* Problem details
Reproduce each line bearing the word "Desired".

(begin)

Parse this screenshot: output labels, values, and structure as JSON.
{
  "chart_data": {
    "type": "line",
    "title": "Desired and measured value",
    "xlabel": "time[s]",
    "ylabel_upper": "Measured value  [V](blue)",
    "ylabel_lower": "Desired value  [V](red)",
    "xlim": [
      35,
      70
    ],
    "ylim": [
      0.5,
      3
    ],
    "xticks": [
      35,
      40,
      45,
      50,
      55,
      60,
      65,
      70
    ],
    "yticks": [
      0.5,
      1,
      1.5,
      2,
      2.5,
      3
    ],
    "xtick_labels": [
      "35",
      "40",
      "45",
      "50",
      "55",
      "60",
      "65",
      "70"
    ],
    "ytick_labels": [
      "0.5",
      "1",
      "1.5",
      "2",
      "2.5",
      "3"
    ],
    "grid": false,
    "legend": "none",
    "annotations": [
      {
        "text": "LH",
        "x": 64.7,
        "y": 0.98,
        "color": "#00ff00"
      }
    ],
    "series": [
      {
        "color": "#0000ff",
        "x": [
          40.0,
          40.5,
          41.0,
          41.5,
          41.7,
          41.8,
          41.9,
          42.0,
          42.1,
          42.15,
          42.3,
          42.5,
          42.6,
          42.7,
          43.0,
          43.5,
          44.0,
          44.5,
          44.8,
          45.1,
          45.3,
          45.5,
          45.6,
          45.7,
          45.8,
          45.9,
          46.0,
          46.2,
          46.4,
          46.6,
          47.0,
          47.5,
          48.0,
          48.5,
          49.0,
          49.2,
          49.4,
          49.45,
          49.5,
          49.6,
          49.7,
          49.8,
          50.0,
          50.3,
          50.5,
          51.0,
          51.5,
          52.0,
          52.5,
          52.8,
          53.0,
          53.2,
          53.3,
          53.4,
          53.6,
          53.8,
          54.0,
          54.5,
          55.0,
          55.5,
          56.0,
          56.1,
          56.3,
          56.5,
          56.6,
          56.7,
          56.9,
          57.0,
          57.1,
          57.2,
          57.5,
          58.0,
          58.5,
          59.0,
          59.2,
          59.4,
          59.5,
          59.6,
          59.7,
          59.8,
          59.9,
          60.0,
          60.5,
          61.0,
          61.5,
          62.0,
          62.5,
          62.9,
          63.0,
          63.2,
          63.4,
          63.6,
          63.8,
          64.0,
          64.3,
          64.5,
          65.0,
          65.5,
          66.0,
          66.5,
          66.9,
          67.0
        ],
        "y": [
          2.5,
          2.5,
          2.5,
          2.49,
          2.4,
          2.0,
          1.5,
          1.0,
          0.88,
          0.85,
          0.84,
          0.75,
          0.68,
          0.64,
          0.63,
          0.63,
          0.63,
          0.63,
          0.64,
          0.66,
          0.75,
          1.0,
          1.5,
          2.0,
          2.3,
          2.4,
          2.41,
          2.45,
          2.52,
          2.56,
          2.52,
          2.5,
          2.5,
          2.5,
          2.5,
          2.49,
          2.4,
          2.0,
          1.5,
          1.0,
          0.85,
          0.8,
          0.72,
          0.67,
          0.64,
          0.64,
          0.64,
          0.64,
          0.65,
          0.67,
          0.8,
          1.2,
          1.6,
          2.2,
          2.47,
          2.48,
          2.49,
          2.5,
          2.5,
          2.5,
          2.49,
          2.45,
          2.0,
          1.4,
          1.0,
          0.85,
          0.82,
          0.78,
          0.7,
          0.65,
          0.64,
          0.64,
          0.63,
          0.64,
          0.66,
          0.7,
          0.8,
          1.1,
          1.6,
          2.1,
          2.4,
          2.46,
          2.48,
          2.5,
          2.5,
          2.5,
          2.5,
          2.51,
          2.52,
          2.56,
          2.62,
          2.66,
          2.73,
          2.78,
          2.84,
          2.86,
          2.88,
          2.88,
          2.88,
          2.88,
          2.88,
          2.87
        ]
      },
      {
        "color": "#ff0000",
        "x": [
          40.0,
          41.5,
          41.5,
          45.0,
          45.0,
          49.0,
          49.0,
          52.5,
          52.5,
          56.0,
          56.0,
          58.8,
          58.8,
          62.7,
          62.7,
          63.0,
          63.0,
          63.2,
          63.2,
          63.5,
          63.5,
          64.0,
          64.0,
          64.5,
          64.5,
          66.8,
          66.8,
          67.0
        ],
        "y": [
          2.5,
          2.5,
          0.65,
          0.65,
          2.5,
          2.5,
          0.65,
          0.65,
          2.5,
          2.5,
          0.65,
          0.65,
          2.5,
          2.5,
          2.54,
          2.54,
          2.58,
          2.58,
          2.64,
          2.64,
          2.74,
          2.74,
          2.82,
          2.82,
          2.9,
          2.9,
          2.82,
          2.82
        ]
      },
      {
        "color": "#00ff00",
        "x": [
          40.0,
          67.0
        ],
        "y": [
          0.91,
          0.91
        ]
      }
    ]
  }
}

(end)

* Response for this exercise
    "title": "Desired and measured value",
    "ylabel_lower": "Desired value  [V](red)",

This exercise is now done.